- YOUR TASK: Every record that follows should be printed verbatim.

'''

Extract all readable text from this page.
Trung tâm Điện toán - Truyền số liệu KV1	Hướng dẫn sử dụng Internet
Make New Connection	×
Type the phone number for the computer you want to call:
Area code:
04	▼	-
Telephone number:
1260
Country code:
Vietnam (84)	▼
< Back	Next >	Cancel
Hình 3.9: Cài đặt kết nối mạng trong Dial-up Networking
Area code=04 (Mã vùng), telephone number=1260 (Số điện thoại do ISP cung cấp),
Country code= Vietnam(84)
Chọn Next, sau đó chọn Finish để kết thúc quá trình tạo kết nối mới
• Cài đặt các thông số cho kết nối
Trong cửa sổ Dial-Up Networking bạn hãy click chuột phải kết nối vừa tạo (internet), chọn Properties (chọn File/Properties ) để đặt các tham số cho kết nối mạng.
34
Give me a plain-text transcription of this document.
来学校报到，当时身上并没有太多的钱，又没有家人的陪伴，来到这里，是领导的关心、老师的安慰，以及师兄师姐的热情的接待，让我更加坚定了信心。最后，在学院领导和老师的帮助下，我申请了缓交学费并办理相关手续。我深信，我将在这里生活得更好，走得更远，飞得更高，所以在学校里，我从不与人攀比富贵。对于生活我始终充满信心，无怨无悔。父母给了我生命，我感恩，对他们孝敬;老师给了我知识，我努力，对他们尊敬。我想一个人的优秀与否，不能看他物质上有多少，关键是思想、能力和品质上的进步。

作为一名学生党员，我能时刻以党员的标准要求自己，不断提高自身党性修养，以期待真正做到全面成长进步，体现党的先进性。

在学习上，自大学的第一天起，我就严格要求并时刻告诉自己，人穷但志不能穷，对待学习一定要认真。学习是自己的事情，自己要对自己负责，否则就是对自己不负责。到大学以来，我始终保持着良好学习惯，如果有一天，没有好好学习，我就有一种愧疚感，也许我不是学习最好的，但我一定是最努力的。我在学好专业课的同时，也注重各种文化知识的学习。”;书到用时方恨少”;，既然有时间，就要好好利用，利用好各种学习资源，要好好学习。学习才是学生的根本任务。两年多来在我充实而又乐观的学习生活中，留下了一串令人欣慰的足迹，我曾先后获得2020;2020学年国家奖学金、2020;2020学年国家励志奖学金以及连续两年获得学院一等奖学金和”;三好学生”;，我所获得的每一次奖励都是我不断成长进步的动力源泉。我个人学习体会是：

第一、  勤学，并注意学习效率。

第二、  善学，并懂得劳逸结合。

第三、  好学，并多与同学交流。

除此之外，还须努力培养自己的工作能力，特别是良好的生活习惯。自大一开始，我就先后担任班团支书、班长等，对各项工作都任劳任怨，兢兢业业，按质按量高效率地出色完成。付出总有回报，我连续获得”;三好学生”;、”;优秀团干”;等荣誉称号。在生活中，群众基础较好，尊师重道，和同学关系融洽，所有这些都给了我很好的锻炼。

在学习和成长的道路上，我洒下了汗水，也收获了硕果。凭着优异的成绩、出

'''

- ANSWER TO THE EXERCISE:
Extract all readable text from this page.
Trung tâm Điện toán - Truyền số liệu KV1	Hướng dẫn sử dụng Internet
Make New Connection	×
Type the phone number for the computer you want to call:
Area code:
04	▼	-
Telephone number:
1260
Country code:
Vietnam (84)	▼
< Back	Next >	Cancel
Hình 3.9: Cài đặt kết nối mạng trong Dial-up Networking
Area code=04 (Mã vùng), telephone number=1260 (Số điện thoại do ISP cung cấp),
Country code= Vietnam(84)
Chọn Next, sau đó chọn Finish để kết thúc quá trình tạo kết nối mới
• Cài đặt các thông số cho kết nối
Trong cửa sổ Dial-Up Networking bạn hãy click chuột phải kết nối vừa tạo (internet), chọn Properties (chọn File/Properties ) để đặt các tham số cho kết nối mạng.
34
Give me a plain-text transcription of this document.
来学校报到，当时身上并没有太多的钱，又没有家人的陪伴，来到这里，是领导的关心、老师的安慰，以及师兄师姐的热情的接待，让我更加坚定了信心。最后，在学院领导和老师的帮助下，我申请了缓交学费并办理相关手续。我深信，我将在这里生活得更好，走得更远，飞得更高，所以在学校里，我从不与人攀比富贵。对于生活我始终充满信心，无怨无悔。父母给了我生命，我感恩，对他们孝敬;老师给了我知识，我努力，对他们尊敬。我想一个人的优秀与否，不能看他物质上有多少，关键是思想、能力和品质上的进步。

作为一名学生党员，我能时刻以党员的标准要求自己，不断提高自身党性修养，以期待真正做到全面成长进步，体现党的先进性。

在学习上，自大学的第一天起，我就严格要求并时刻告诉自己，人穷但志不能穷，对待学习一定要认真。学习是自己的事情，自己要对自己负责，否则就是对自己不负责。到大学以来，我始终保持着良好学习惯，如果有一天，没有好好学习，我就有一种愧疚感，也许我不是学习最好的，但我一定是最努力的。我在学好专业课的同时，也注重各种文化知识的学习。”;书到用时方恨少”;，既然有时间，就要好好利用，利用好各种学习资源，要好好学习。学习才是学生的根本任务。两年多来在我充实而又乐观的学习生活中，留下了一串令人欣慰的足迹，我曾先后获得2020;2020学年国家奖学金、2020;2020学年国家励志奖学金以及连续两年获得学院一等奖学金和”;三好学生”;，我所获得的每一次奖励都是我不断成长进步的动力源泉。我个人学习体会是：

第一、  勤学，并注意学习效率。

第二、  善学，并懂得劳逸结合。

第三、  好学，并多与同学交流。

除此之外，还须努力培养自己的工作能力，特别是良好的生活习惯。自大一开始，我就先后担任班团支书、班长等，对各项工作都任劳任怨，兢兢业业，按质按量高效率地出色完成。付出总有回报，我连续获得”;三好学生”;、”;优秀团干”;等荣誉称号。在生活中，群众基础较好，尊师重道，和同学关系融洽，所有这些都给了我很好的锻炼。

在学习和成长的道路上，我洒下了汗水，也收获了硕果。凭着优异的成绩、出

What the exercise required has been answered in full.